* [Problem to work on]:
Return every one of the rows below word for word, omitting the pictures from your answer.

* [Supplied data]:
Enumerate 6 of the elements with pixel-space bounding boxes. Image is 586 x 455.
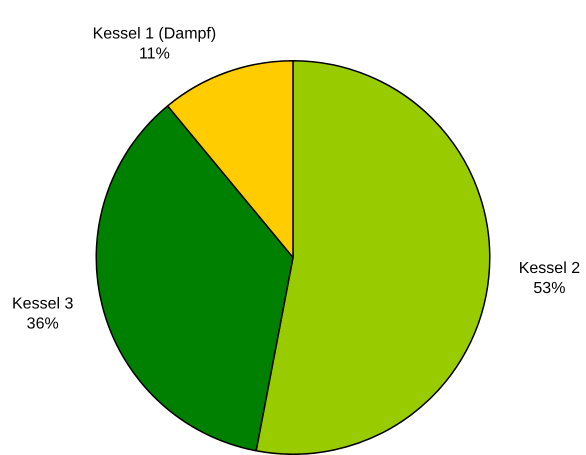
data-label: 53% xyxy=(533,280,566,298)
slice-label: Kessel 1 (Dampf) xyxy=(92,26,216,43)
slice-label: Kessel 3 xyxy=(12,295,74,312)
data-label: 36% xyxy=(26,315,59,332)
slice-label: Kessel 2 xyxy=(518,260,580,278)
data-label: 11% xyxy=(138,46,170,63)
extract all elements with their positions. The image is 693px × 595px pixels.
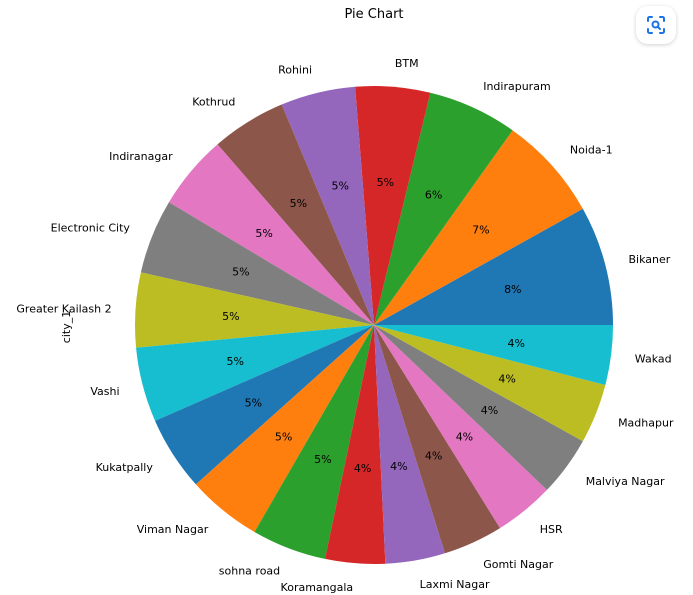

* [Written answer]:
Enumerate 6 of the elements with pixel-space bounding boxes. Image is 586 x 455.
data-label: 53% xyxy=(533,280,566,298)
slice-label: Kessel 1 (Dampf) xyxy=(92,26,216,43)
slice-label: Kessel 3 xyxy=(12,295,74,312)
data-label: 36% xyxy=(26,315,59,332)
slice-label: Kessel 2 xyxy=(518,260,580,278)
data-label: 11% xyxy=(138,46,170,63)
extract all elements with their positions. The image is 693px × 595px pixels.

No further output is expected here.